**INSTRUCTIONS TO FOLLOW**
Set down each record below precisely, skipping the pictures.
##### EXERCISE INPUT #####
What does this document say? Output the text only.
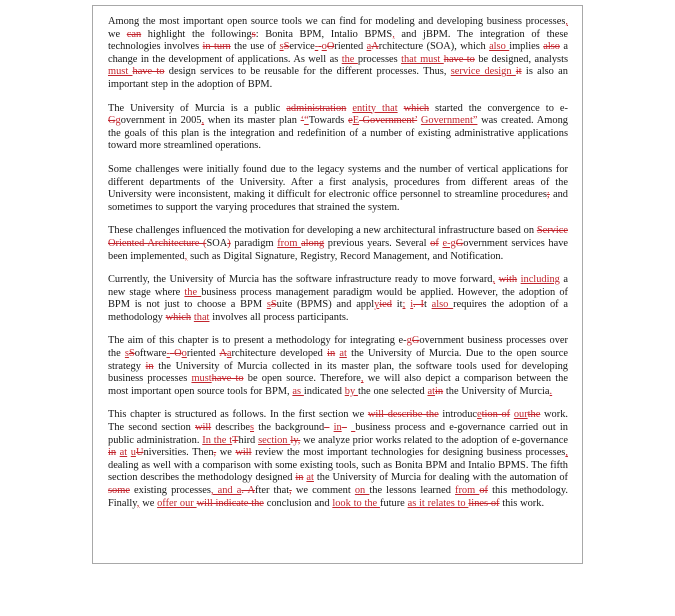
Among the most important open source tools we can find for modeling and developing business processes, we can highlight the followings: Bonita BPM, Intalio BPMS, and jBPM. The integration of these technologies involves in turn the use of sService- oOriented aArchitecture (SOA), which also implies also a change in the development of applications. As well as the processes that must have to be designed, analysts must have to design services to be reusable for the different processes. Thus, service design it is also an important step in the adoption of BPM.

The University of Murcia is a public administration entity that which started the convergence to e-Ggovernment in 2005, when its master plan ‘“Towards eE-Government’ Government” was created. Among the goals of this plan is the integration and redefinition of a number of existing administrative applications toward more streamlined operations.

Some challenges were initially found due to the legacy systems and the number of vertical applications for different departments of the University. After a first analysis, procedures from different areas of the University were inconsistent, making it difficult for electronic office personnel to streamline procedures; and sometimes to support the varying procedures that strained the system.

These challenges influenced the motivation for developing a new architectural infrastructure based on Service Oriented Architecture (SOA) paradigm from along previous years. Several of e-gGovernment services have been implemented, such as Digital Signature, Registry, Record Management, and Notification.

Currently, the University of Murcia has the software infrastructure ready to move forward, with including a new stage where the business process management paradigm would be applied. However, the adoption of BPM is not just to choose a BPM sSuite (BPMS) and applyied it; i. It also requires the adoption of a methodology which that involves all process participants.

The aim of this chapter is to present a methodology for integrating e-gGovernment business processes over the sSoftware- Ooriented Aarchitecture developed in at the University of Murcia. Due to the open source strategy in the University of Murcia collected in its master plan, the software tools used for developing business processes musthave to be open source. Therefore, we will also depict a comparison between the most important open source tools for BPM, as indicated by the one selected atin the University of Murcia.

This chapter is structured as follows. In the first section we will describe the introducetion of ourthe work. The second section will describes the background– in– business process and e-governance carried out in public administration. In the tThird section ly, we analyze prior works related to the adoption of e-governance in at uUniversities. Then, we will review the most important technologies for designing business processes, dealing as well with a comparison with some existing tools, such as Bonita BPM and Intalio BPMS. The fifth section describes the methodology designed in at the University of Murcia for dealing with the automation of some existing processes, and a. After that, we comment on the lessons learned from of this methodology. Finally, we offer our will indicate the conclusion and look to the future as it relates to lines of this work.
#####
**ANSWER TO THE PROBLEM**
What does this document say? Output the text only.
Among the most important open source tools we can find for modeling and developing business processes, we can highlight the followings: Bonita BPM, Intalio BPMS, and jBPM. The integration of these technologies involves in turn the use of sService- oOriented aArchitecture (SOA), which also implies also a change in the development of applications. As well as the processes that must have to be designed, analysts must have to design services to be reusable for the different processes. Thus, service design it is also an important step in the adoption of BPM.

The University of Murcia is a public administration entity that which started the convergence to e-Ggovernment in 2005, when its master plan ‘“Towards eE-Government’ Government” was created. Among the goals of this plan is the integration and redefinition of a number of existing administrative applications toward more streamlined operations.

Some challenges were initially found due to the legacy systems and the number of vertical applications for different departments of the University. After a first analysis, procedures from different areas of the University were inconsistent, making it difficult for electronic office personnel to streamline procedures; and sometimes to support the varying procedures that strained the system.

These challenges influenced the motivation for developing a new architectural infrastructure based on Service Oriented Architecture (SOA) paradigm from along previous years. Several of e-gGovernment services have been implemented, such as Digital Signature, Registry, Record Management, and Notification.

Currently, the University of Murcia has the software infrastructure ready to move forward, with including a new stage where the business process management paradigm would be applied. However, the adoption of BPM is not just to choose a BPM sSuite (BPMS) and applyied it; i. It also requires the adoption of a methodology which that involves all process participants.

The aim of this chapter is to present a methodology for integrating e-gGovernment business processes over the sSoftware- Ooriented Aarchitecture developed in at the University of Murcia. Due to the open source strategy in the University of Murcia collected in its master plan, the software tools used for developing business processes musthave to be open source. Therefore, we will also depict a comparison between the most important open source tools for BPM, as indicated by the one selected atin the University of Murcia.

This chapter is structured as follows. In the first section we will describe the introducetion of ourthe work. The second section will describes the background– in– business process and e-governance carried out in public administration. In the tThird section ly, we analyze prior works related to the adoption of e-governance in at uUniversities. Then, we will review the most important technologies for designing business processes, dealing as well with a comparison with some existing tools, such as Bonita BPM and Intalio BPMS. The fifth section describes the methodology designed in at the University of Murcia for dealing with the automation of some existing processes, and a. After that, we comment on the lessons learned from of this methodology. Finally, we offer our will indicate the conclusion and look to the future as it relates to lines of this work.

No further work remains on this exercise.